## YOUR GOAL
Restate the entire listing word for word.

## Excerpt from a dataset

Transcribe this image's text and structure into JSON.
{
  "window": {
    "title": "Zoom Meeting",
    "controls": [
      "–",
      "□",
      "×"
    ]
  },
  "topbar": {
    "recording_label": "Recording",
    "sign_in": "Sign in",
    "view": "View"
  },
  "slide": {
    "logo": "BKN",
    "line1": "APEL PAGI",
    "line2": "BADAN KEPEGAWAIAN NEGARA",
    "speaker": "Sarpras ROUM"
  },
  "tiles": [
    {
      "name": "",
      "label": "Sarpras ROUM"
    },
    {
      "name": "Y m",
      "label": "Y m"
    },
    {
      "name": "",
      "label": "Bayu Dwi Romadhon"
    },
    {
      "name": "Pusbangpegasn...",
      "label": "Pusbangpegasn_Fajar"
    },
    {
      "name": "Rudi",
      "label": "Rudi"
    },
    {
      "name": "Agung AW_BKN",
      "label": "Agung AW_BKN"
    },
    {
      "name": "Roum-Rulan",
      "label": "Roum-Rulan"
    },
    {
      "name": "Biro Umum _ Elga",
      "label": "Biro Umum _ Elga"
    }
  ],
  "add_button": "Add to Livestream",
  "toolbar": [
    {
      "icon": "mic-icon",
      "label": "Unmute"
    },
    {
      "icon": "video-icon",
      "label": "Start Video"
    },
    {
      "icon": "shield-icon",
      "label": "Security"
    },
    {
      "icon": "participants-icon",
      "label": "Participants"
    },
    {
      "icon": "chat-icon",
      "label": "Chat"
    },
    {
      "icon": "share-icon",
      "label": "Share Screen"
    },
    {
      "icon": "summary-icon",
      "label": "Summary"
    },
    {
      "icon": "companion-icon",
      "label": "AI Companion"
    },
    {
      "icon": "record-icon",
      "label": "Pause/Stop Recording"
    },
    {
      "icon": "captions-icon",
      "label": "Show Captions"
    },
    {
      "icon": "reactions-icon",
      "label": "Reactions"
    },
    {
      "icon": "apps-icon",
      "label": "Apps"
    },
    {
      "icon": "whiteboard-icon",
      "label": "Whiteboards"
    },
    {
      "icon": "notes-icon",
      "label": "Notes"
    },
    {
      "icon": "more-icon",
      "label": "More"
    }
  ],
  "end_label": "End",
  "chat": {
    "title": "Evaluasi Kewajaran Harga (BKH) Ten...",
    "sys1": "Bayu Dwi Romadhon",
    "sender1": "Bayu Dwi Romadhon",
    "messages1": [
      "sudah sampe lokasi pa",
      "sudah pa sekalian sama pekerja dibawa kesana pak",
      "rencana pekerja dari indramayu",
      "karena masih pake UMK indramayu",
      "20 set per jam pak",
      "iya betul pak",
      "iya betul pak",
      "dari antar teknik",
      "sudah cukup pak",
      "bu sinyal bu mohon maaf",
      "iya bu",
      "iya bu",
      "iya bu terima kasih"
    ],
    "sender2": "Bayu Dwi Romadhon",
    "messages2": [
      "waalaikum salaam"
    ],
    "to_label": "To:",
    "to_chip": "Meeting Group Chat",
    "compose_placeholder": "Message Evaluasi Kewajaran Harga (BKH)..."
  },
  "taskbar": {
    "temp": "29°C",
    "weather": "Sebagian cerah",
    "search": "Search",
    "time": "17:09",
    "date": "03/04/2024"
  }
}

## RESPONSE TO THIS TASK
Transcribe this image's text and structure into JSON.
{
  "window": {
    "title": "Zoom Meeting",
    "controls": [
      "–",
      "□",
      "×"
    ]
  },
  "topbar": {
    "recording_label": "Recording",
    "sign_in": "Sign in",
    "view": "View"
  },
  "slide": {
    "logo": "BKN",
    "line1": "APEL PAGI",
    "line2": "BADAN KEPEGAWAIAN NEGARA",
    "speaker": "Sarpras ROUM"
  },
  "tiles": [
    {
      "name": "",
      "label": "Sarpras ROUM"
    },
    {
      "name": "Y m",
      "label": "Y m"
    },
    {
      "name": "",
      "label": "Bayu Dwi Romadhon"
    },
    {
      "name": "Pusbangpegasn...",
      "label": "Pusbangpegasn_Fajar"
    },
    {
      "name": "Rudi",
      "label": "Rudi"
    },
    {
      "name": "Agung AW_BKN",
      "label": "Agung AW_BKN"
    },
    {
      "name": "Roum-Rulan",
      "label": "Roum-Rulan"
    },
    {
      "name": "Biro Umum _ Elga",
      "label": "Biro Umum _ Elga"
    }
  ],
  "add_button": "Add to Livestream",
  "toolbar": [
    {
      "icon": "mic-icon",
      "label": "Unmute"
    },
    {
      "icon": "video-icon",
      "label": "Start Video"
    },
    {
      "icon": "shield-icon",
      "label": "Security"
    },
    {
      "icon": "participants-icon",
      "label": "Participants"
    },
    {
      "icon": "chat-icon",
      "label": "Chat"
    },
    {
      "icon": "share-icon",
      "label": "Share Screen"
    },
    {
      "icon": "summary-icon",
      "label": "Summary"
    },
    {
      "icon": "companion-icon",
      "label": "AI Companion"
    },
    {
      "icon": "record-icon",
      "label": "Pause/Stop Recording"
    },
    {
      "icon": "captions-icon",
      "label": "Show Captions"
    },
    {
      "icon": "reactions-icon",
      "label": "Reactions"
    },
    {
      "icon": "apps-icon",
      "label": "Apps"
    },
    {
      "icon": "whiteboard-icon",
      "label": "Whiteboards"
    },
    {
      "icon": "notes-icon",
      "label": "Notes"
    },
    {
      "icon": "more-icon",
      "label": "More"
    }
  ],
  "end_label": "End",
  "chat": {
    "title": "Evaluasi Kewajaran Harga (BKH) Ten...",
    "sys1": "Bayu Dwi Romadhon",
    "sender1": "Bayu Dwi Romadhon",
    "messages1": [
      "sudah sampe lokasi pa",
      "sudah pa sekalian sama pekerja dibawa kesana pak",
      "rencana pekerja dari indramayu",
      "karena masih pake UMK indramayu",
      "20 set per jam pak",
      "iya betul pak",
      "iya betul pak",
      "dari antar teknik",
      "sudah cukup pak",
      "bu sinyal bu mohon maaf",
      "iya bu",
      "iya bu",
      "iya bu terima kasih"
    ],
    "sender2": "Bayu Dwi Romadhon",
    "messages2": [
      "waalaikum salaam"
    ],
    "to_label": "To:",
    "to_chip": "Meeting Group Chat",
    "compose_placeholder": "Message Evaluasi Kewajaran Harga (BKH)..."
  },
  "taskbar": {
    "temp": "29°C",
    "weather": "Sebagian cerah",
    "search": "Search",
    "time": "17:09",
    "date": "03/04/2024"
  }
}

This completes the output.